►
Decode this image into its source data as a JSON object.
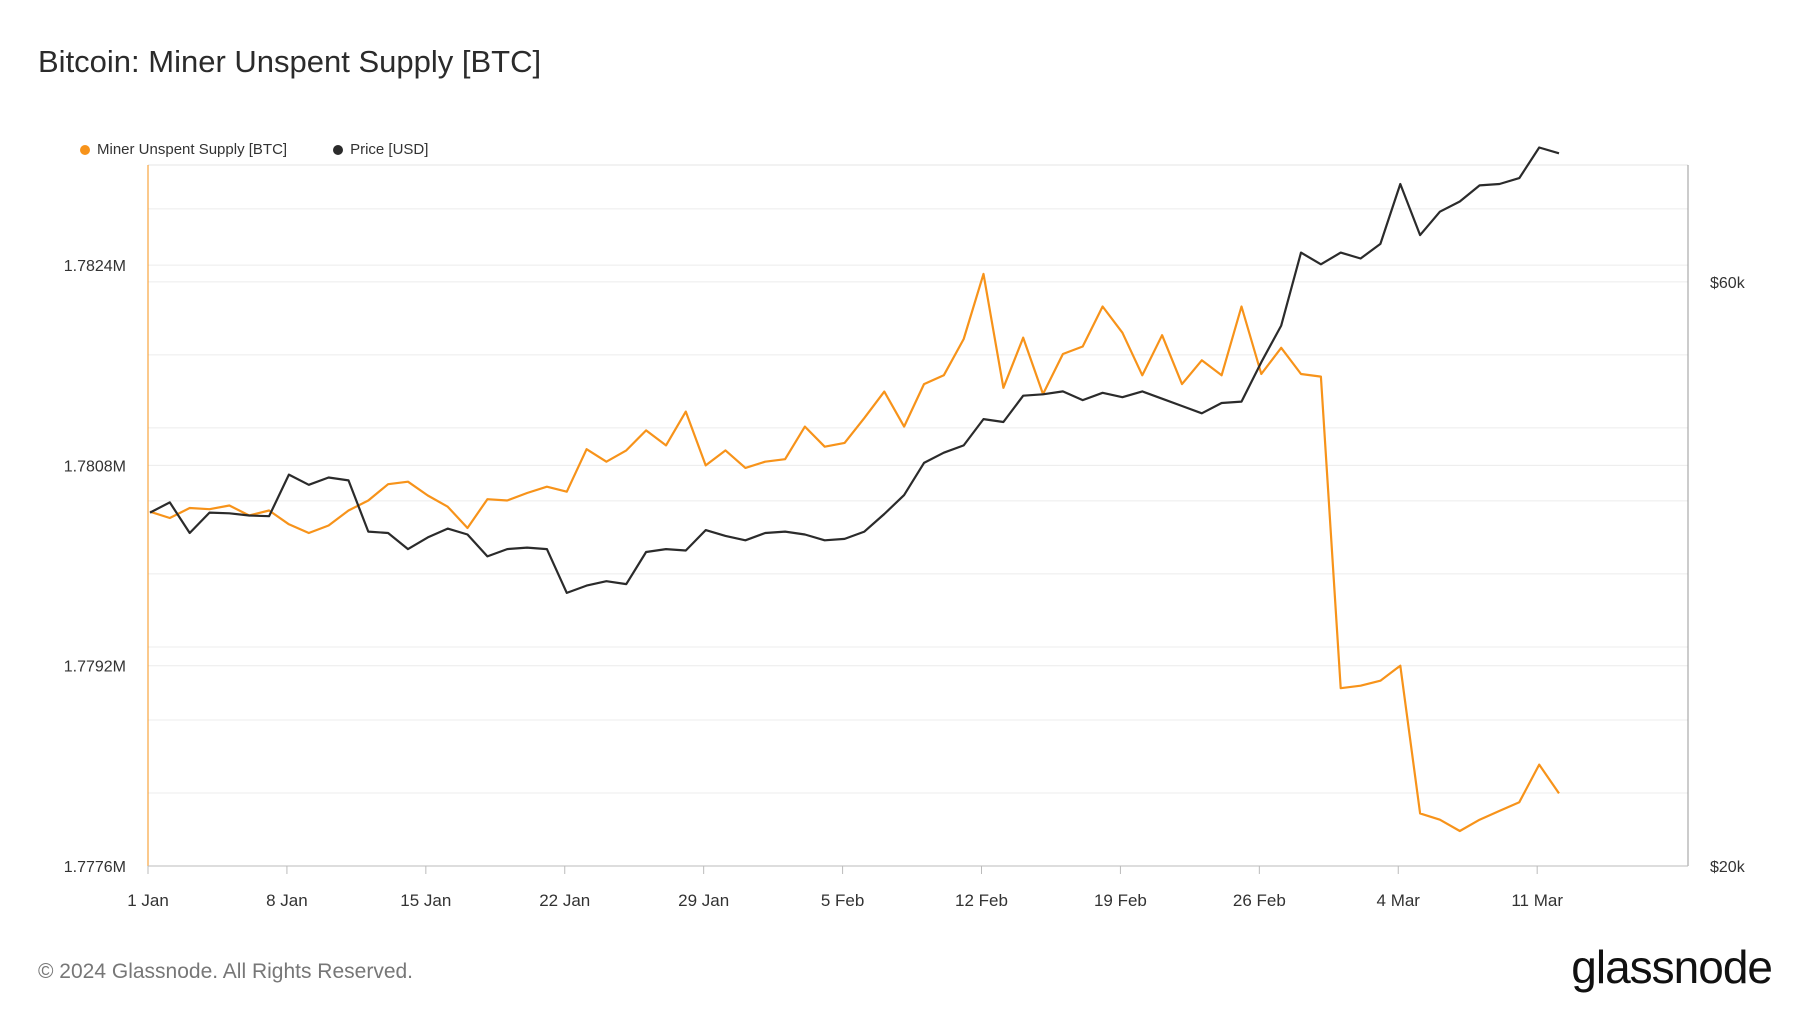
{
  "title": "Bitcoin: Miner Unspent Supply [BTC]",
  "footer": "© 2024 Glassnode. All Rights Reserved.",
  "brand": "glassnode",
  "colors": {
    "supply": "#f7931a",
    "price": "#2b2b2b",
    "grid": "#ececec"
  },
  "chart_data": {
    "type": "line",
    "title": "Bitcoin: Miner Unspent Supply [BTC]",
    "grid": true,
    "legend_position": "top-left",
    "x_labels": [
      "1 Jan",
      "8 Jan",
      "15 Jan",
      "22 Jan",
      "29 Jan",
      "5 Feb",
      "12 Feb",
      "19 Feb",
      "26 Feb",
      "4 Mar",
      "11 Mar"
    ],
    "y_left": {
      "range": [
        1777600,
        1783200
      ],
      "ticks": [
        1777600,
        1779200,
        1780800,
        1782400
      ],
      "tick_labels": [
        "1.7776M",
        "1.7792M",
        "1.7808M",
        "1.7824M"
      ]
    },
    "y_right": {
      "range": [
        20000,
        68000
      ],
      "ticks": [
        20000,
        60000
      ],
      "tick_labels": [
        "$20k",
        "$60k"
      ]
    },
    "series": [
      {
        "name": "Miner Unspent Supply [BTC]",
        "axis": "left",
        "color": "#f7931a",
        "values": [
          1780430,
          1780380,
          1780460,
          1780450,
          1780480,
          1780400,
          1780440,
          1780330,
          1780260,
          1780320,
          1780440,
          1780520,
          1780650,
          1780670,
          1780560,
          1780470,
          1780300,
          1780530,
          1780520,
          1780580,
          1780630,
          1780590,
          1780930,
          1780830,
          1780920,
          1781080,
          1780960,
          1781230,
          1780800,
          1780920,
          1780780,
          1780830,
          1780850,
          1781110,
          1780950,
          1780980,
          1781180,
          1781390,
          1781110,
          1781450,
          1781520,
          1781810,
          1782330,
          1781420,
          1781820,
          1781370,
          1781690,
          1781750,
          1782070,
          1781860,
          1781520,
          1781840,
          1781450,
          1781640,
          1781520,
          1782070,
          1781530,
          1781740,
          1781530,
          1781510,
          1779020,
          1779040,
          1779080,
          1779200,
          1778020,
          1777970,
          1777880,
          1777970,
          1778040,
          1778110,
          1778410,
          1778180
        ]
      },
      {
        "name": "Price [USD]",
        "axis": "right",
        "color": "#2b2b2b",
        "values": [
          44200,
          44900,
          42800,
          44200,
          44150,
          44000,
          43950,
          46800,
          46100,
          46600,
          46400,
          42900,
          42800,
          41700,
          42500,
          43100,
          42700,
          41200,
          41700,
          41800,
          41700,
          38700,
          39200,
          39500,
          39300,
          41500,
          41700,
          41600,
          43000,
          42600,
          42300,
          42800,
          42900,
          42700,
          42300,
          42400,
          42900,
          44100,
          45400,
          47600,
          48300,
          48800,
          50600,
          50400,
          52200,
          52300,
          52500,
          51900,
          52400,
          52100,
          52500,
          52000,
          51500,
          51000,
          51700,
          51800,
          54500,
          57000,
          62000,
          61200,
          62000,
          61600,
          62600,
          66700,
          63200,
          64800,
          65500,
          66600,
          66700,
          67100,
          69200,
          68800
        ]
      }
    ]
  }
}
◄
| WORK TO BE COMPLETED |
Make an exact copy of the records shown above, without the pictures.

| RESPONSE TO THE EXERCISE |
Decode this image into its source data as a JSON object.
{
  "title": "Bitcoin: Miner Unspent Supply [BTC]",
  "footer": "© 2024 Glassnode. All Rights Reserved.",
  "brand": "glassnode",
  "colors": {
    "supply": "#f7931a",
    "price": "#2b2b2b",
    "grid": "#ececec"
  },
  "chart_data": {
    "type": "line",
    "title": "Bitcoin: Miner Unspent Supply [BTC]",
    "grid": true,
    "legend_position": "top-left",
    "x_labels": [
      "1 Jan",
      "8 Jan",
      "15 Jan",
      "22 Jan",
      "29 Jan",
      "5 Feb",
      "12 Feb",
      "19 Feb",
      "26 Feb",
      "4 Mar",
      "11 Mar"
    ],
    "y_left": {
      "range": [
        1777600,
        1783200
      ],
      "ticks": [
        1777600,
        1779200,
        1780800,
        1782400
      ],
      "tick_labels": [
        "1.7776M",
        "1.7792M",
        "1.7808M",
        "1.7824M"
      ]
    },
    "y_right": {
      "range": [
        20000,
        68000
      ],
      "ticks": [
        20000,
        60000
      ],
      "tick_labels": [
        "$20k",
        "$60k"
      ]
    },
    "series": [
      {
        "name": "Miner Unspent Supply [BTC]",
        "axis": "left",
        "color": "#f7931a",
        "values": [
          1780430,
          1780380,
          1780460,
          1780450,
          1780480,
          1780400,
          1780440,
          1780330,
          1780260,
          1780320,
          1780440,
          1780520,
          1780650,
          1780670,
          1780560,
          1780470,
          1780300,
          1780530,
          1780520,
          1780580,
          1780630,
          1780590,
          1780930,
          1780830,
          1780920,
          1781080,
          1780960,
          1781230,
          1780800,
          1780920,
          1780780,
          1780830,
          1780850,
          1781110,
          1780950,
          1780980,
          1781180,
          1781390,
          1781110,
          1781450,
          1781520,
          1781810,
          1782330,
          1781420,
          1781820,
          1781370,
          1781690,
          1781750,
          1782070,
          1781860,
          1781520,
          1781840,
          1781450,
          1781640,
          1781520,
          1782070,
          1781530,
          1781740,
          1781530,
          1781510,
          1779020,
          1779040,
          1779080,
          1779200,
          1778020,
          1777970,
          1777880,
          1777970,
          1778040,
          1778110,
          1778410,
          1778180
        ]
      },
      {
        "name": "Price [USD]",
        "axis": "right",
        "color": "#2b2b2b",
        "values": [
          44200,
          44900,
          42800,
          44200,
          44150,
          44000,
          43950,
          46800,
          46100,
          46600,
          46400,
          42900,
          42800,
          41700,
          42500,
          43100,
          42700,
          41200,
          41700,
          41800,
          41700,
          38700,
          39200,
          39500,
          39300,
          41500,
          41700,
          41600,
          43000,
          42600,
          42300,
          42800,
          42900,
          42700,
          42300,
          42400,
          42900,
          44100,
          45400,
          47600,
          48300,
          48800,
          50600,
          50400,
          52200,
          52300,
          52500,
          51900,
          52400,
          52100,
          52500,
          52000,
          51500,
          51000,
          51700,
          51800,
          54500,
          57000,
          62000,
          61200,
          62000,
          61600,
          62600,
          66700,
          63200,
          64800,
          65500,
          66600,
          66700,
          67100,
          69200,
          68800
        ]
      }
    ]
  }
}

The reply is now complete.